(Stored dataset items):
+ + + + +
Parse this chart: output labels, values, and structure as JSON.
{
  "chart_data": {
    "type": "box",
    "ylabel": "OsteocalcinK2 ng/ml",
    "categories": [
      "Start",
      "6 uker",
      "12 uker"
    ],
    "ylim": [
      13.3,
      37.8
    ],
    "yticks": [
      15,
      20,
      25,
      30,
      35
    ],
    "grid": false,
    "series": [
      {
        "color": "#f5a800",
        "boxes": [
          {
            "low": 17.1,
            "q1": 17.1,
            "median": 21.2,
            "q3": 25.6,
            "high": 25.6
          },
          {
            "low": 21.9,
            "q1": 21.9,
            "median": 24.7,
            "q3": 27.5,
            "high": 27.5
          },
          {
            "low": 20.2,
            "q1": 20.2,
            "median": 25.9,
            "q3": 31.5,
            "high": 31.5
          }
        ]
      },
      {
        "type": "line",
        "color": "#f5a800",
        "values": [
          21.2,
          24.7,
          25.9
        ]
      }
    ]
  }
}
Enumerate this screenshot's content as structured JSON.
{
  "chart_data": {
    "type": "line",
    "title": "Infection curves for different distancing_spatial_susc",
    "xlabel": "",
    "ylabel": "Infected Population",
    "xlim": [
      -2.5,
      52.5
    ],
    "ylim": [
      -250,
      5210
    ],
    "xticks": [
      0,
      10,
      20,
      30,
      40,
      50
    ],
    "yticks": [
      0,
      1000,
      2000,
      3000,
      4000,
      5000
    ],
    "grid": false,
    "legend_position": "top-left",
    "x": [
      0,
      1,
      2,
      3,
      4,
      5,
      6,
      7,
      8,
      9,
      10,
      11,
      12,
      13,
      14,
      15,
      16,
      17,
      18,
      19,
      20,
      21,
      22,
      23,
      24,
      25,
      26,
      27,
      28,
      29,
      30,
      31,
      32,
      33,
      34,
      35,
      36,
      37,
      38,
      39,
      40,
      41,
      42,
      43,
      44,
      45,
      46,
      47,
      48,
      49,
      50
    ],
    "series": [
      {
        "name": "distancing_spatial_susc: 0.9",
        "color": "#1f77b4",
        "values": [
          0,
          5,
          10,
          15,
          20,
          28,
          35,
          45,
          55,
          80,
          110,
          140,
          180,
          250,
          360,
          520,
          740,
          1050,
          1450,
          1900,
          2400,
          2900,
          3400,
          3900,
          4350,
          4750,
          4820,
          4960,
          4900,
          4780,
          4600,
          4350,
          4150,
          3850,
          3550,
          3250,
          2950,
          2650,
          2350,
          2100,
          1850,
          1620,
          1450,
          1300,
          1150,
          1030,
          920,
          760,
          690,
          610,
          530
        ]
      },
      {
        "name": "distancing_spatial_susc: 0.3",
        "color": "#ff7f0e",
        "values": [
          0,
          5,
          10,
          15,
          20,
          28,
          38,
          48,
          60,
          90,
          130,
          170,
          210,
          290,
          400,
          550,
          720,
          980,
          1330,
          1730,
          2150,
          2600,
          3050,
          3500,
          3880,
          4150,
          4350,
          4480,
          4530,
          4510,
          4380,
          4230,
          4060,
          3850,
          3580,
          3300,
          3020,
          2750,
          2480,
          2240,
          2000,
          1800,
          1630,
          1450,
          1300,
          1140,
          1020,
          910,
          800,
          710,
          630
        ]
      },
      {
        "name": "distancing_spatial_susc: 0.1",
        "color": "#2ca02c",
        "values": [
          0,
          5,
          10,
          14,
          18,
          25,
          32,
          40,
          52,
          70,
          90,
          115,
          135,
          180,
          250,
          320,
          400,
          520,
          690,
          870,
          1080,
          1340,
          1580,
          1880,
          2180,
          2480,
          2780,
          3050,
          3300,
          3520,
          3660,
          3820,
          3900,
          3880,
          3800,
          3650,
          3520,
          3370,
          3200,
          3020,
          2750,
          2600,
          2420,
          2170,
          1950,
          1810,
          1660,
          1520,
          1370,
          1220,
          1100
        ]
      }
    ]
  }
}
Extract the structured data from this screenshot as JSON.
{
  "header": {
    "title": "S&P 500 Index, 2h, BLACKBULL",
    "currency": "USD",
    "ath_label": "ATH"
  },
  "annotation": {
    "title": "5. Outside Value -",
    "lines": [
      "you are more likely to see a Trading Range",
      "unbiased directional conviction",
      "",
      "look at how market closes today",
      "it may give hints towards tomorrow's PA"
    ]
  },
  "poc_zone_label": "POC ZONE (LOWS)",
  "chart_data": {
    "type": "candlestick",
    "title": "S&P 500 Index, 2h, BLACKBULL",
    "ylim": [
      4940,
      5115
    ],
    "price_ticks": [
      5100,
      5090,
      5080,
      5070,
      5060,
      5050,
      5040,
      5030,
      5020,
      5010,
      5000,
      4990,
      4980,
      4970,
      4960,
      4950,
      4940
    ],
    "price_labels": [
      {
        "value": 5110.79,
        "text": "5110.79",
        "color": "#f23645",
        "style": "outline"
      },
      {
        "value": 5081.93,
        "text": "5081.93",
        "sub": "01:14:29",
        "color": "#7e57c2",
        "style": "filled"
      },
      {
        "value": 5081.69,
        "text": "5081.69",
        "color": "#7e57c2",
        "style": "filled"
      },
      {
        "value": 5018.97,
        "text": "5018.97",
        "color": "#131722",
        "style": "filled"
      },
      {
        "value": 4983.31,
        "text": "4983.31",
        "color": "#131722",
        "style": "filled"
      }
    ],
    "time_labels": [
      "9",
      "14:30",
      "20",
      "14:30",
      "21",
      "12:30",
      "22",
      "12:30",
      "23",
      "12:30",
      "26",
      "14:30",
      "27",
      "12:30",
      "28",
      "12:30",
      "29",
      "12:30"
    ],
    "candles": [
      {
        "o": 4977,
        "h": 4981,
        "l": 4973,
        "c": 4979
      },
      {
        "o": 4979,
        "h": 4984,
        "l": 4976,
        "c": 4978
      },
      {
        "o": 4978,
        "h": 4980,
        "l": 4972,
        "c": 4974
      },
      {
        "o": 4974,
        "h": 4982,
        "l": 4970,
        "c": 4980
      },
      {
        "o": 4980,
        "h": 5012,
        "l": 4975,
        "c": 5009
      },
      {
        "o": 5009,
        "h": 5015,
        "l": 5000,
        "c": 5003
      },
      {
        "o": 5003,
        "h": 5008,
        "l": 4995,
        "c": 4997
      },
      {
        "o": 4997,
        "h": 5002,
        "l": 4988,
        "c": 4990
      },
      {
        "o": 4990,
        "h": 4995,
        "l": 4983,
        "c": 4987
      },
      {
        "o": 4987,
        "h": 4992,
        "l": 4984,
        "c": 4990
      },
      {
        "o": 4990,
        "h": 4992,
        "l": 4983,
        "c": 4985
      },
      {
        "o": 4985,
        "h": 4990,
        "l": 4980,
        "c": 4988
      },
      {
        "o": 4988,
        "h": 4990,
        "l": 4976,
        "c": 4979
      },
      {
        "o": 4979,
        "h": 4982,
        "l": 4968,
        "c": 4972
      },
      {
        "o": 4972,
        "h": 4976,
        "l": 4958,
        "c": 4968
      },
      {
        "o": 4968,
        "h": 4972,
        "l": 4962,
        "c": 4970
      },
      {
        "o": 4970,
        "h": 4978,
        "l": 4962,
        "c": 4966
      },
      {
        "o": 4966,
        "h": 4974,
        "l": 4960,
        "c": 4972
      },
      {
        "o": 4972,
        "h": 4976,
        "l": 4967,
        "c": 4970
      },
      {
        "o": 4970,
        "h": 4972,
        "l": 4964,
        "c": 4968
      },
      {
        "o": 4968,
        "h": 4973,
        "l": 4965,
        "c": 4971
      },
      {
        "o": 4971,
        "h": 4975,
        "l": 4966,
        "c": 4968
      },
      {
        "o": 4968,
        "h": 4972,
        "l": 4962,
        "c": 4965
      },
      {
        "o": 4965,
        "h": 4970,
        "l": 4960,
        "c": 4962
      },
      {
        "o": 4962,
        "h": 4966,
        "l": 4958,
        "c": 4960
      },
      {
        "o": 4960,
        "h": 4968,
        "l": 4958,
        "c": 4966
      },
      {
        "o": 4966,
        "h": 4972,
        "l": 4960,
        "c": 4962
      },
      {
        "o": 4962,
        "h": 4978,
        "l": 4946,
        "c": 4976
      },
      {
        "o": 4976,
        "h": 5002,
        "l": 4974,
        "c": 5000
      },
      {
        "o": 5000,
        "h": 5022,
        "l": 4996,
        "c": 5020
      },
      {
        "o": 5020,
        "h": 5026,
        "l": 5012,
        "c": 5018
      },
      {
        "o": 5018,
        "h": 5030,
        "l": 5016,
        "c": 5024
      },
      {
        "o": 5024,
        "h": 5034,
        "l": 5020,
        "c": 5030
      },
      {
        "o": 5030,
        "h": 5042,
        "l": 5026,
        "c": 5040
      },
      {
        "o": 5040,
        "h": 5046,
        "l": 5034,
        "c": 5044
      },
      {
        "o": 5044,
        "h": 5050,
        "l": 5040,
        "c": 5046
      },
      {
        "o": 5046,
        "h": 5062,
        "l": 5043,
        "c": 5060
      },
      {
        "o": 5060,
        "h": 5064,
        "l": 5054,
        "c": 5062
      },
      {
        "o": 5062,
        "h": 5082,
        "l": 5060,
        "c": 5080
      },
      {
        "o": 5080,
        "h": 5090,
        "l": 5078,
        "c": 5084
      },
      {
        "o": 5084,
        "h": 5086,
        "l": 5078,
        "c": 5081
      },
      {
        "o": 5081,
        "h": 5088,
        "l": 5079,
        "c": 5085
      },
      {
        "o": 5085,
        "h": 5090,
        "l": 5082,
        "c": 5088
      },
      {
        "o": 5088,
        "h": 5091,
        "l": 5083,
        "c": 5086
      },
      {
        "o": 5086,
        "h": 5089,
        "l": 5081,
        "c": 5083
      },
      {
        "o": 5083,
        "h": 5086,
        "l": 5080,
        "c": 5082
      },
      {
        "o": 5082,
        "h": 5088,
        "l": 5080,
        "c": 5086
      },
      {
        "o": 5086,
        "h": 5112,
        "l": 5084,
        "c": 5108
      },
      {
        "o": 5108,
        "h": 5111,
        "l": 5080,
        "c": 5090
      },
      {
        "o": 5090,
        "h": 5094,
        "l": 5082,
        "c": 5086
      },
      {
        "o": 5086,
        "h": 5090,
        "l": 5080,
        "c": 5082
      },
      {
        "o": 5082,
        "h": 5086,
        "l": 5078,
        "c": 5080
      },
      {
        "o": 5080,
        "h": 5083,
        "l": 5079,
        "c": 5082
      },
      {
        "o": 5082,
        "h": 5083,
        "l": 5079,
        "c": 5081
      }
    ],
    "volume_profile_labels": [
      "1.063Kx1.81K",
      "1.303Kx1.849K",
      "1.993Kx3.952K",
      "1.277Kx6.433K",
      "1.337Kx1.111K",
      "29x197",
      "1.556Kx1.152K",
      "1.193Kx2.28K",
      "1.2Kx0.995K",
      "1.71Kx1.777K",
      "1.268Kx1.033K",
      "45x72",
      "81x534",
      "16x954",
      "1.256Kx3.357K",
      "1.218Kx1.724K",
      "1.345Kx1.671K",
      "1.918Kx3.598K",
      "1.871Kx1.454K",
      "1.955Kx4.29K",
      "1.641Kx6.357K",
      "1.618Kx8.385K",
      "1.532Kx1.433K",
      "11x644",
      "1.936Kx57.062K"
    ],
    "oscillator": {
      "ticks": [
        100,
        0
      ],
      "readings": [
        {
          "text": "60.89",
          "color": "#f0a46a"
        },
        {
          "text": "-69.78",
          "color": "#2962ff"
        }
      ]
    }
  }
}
+ + + + +
Using the records above, pull out each line where the word "title" occurs.

(Written solution):
    "title": "Infection curves for different distancing_spatial_susc",
    "title": "S&P 500 Index, 2h, BLACKBULL",
    "title": "5. Outside Value -",
    "title": "S&P 500 Index, 2h, BLACKBULL",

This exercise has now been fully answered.